In the entries that follow, find each line with the word "localization" and copy it.
### SUPPLIED DATA ###
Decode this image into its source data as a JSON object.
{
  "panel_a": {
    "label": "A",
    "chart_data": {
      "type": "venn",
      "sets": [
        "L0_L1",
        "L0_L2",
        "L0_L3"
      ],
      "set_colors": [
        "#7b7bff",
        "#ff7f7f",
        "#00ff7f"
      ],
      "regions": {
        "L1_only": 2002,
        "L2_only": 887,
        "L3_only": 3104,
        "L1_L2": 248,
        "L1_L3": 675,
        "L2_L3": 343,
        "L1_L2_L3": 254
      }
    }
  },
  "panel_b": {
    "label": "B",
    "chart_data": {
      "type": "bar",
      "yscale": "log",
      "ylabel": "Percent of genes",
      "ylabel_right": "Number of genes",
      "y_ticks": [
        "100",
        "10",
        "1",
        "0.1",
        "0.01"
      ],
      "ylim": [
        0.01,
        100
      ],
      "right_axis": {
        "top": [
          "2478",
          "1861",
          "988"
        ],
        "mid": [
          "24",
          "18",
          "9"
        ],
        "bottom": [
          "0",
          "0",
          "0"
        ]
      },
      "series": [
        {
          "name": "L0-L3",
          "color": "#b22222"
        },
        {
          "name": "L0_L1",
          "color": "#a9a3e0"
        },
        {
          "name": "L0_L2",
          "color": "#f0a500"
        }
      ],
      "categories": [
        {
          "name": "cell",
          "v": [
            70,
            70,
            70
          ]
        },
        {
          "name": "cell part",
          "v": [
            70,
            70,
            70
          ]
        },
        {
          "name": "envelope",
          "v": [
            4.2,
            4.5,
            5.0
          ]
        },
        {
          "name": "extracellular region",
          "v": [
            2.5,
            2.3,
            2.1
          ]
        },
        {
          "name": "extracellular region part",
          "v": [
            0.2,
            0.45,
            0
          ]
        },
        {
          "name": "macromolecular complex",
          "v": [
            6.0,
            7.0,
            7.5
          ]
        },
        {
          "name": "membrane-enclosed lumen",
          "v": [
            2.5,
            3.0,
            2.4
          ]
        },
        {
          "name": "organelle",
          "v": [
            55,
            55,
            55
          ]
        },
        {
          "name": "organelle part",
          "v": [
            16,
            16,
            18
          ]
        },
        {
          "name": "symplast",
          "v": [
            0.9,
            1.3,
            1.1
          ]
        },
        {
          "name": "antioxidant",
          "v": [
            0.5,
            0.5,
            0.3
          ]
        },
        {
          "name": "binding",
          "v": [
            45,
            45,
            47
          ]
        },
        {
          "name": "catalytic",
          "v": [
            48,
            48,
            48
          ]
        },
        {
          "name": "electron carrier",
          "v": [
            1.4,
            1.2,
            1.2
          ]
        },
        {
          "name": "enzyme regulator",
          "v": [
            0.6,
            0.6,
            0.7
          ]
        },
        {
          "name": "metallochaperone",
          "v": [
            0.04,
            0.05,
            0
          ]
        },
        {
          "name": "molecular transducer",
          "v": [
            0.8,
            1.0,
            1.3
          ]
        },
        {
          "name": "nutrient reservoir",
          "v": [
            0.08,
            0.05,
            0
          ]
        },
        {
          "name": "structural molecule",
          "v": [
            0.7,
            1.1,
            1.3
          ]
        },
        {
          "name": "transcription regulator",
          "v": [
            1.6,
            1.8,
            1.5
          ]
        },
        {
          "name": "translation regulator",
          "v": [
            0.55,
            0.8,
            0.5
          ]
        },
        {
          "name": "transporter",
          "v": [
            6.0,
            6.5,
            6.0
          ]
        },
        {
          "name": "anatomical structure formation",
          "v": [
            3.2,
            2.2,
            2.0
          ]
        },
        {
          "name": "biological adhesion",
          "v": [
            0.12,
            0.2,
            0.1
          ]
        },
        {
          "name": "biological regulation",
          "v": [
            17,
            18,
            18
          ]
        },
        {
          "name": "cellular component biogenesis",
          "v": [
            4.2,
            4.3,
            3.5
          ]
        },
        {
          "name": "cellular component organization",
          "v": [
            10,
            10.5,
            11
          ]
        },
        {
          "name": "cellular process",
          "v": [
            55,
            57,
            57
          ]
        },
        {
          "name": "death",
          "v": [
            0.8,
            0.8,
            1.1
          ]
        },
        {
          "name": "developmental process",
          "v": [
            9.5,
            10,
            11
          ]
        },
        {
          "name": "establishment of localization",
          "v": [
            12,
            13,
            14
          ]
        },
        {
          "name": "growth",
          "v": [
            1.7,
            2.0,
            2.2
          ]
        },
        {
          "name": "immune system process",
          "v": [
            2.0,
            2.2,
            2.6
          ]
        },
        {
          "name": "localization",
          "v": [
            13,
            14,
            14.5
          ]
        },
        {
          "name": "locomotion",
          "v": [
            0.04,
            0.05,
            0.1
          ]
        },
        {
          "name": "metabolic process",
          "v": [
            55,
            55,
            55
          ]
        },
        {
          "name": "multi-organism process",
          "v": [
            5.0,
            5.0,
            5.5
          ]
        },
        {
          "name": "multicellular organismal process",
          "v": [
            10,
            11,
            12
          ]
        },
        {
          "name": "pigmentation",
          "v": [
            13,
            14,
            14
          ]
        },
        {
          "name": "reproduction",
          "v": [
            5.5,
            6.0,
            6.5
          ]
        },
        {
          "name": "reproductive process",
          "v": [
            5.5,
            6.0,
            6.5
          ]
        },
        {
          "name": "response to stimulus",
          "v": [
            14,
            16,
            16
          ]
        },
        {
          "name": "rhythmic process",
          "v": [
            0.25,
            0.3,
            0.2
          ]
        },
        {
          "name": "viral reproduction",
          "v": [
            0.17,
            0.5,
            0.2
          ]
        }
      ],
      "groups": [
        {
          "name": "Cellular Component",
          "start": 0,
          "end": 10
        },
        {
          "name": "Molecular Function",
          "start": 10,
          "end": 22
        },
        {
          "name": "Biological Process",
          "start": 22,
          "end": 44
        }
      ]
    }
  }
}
###
> **EXPECTED ANSWER**:
          "name": "establishment of localization",
          "name": "localization",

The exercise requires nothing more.